─── EXTRACTED DATA ───

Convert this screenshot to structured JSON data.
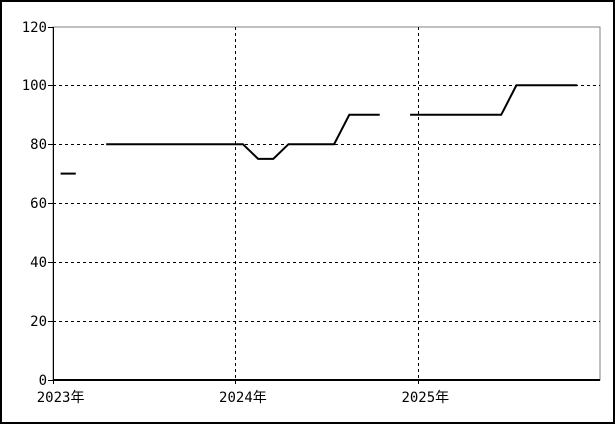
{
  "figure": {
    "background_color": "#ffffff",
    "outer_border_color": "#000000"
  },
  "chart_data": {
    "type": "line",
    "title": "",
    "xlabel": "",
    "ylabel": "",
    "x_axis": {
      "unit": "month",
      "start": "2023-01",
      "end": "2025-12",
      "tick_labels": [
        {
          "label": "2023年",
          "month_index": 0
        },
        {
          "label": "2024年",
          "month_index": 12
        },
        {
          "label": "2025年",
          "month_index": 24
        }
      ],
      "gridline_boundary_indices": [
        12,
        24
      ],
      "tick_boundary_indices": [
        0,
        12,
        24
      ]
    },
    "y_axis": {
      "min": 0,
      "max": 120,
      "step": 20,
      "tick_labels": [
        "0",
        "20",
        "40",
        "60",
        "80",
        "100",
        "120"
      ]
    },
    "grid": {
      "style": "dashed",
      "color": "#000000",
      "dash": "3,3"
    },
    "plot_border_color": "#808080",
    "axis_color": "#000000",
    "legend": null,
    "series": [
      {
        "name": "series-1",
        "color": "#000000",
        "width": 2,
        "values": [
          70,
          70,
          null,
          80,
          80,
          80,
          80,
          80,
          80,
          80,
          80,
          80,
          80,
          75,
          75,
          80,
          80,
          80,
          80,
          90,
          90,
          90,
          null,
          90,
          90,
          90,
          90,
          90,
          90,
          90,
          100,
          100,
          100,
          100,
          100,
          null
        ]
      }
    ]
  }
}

───

▶ **PROBLEM DESCRIPTION**: Drop the images and quote the entries word for word.

▶ **RESULT OF THIS EXERCISE**:
Convert this screenshot to structured JSON data.
{
  "figure": {
    "background_color": "#ffffff",
    "outer_border_color": "#000000"
  },
  "chart_data": {
    "type": "line",
    "title": "",
    "xlabel": "",
    "ylabel": "",
    "x_axis": {
      "unit": "month",
      "start": "2023-01",
      "end": "2025-12",
      "tick_labels": [
        {
          "label": "2023年",
          "month_index": 0
        },
        {
          "label": "2024年",
          "month_index": 12
        },
        {
          "label": "2025年",
          "month_index": 24
        }
      ],
      "gridline_boundary_indices": [
        12,
        24
      ],
      "tick_boundary_indices": [
        0,
        12,
        24
      ]
    },
    "y_axis": {
      "min": 0,
      "max": 120,
      "step": 20,
      "tick_labels": [
        "0",
        "20",
        "40",
        "60",
        "80",
        "100",
        "120"
      ]
    },
    "grid": {
      "style": "dashed",
      "color": "#000000",
      "dash": "3,3"
    },
    "plot_border_color": "#808080",
    "axis_color": "#000000",
    "legend": null,
    "series": [
      {
        "name": "series-1",
        "color": "#000000",
        "width": 2,
        "values": [
          70,
          70,
          null,
          80,
          80,
          80,
          80,
          80,
          80,
          80,
          80,
          80,
          80,
          75,
          75,
          80,
          80,
          80,
          80,
          90,
          90,
          90,
          null,
          90,
          90,
          90,
          90,
          90,
          90,
          90,
          100,
          100,
          100,
          100,
          100,
          null
        ]
      }
    ]
  }
}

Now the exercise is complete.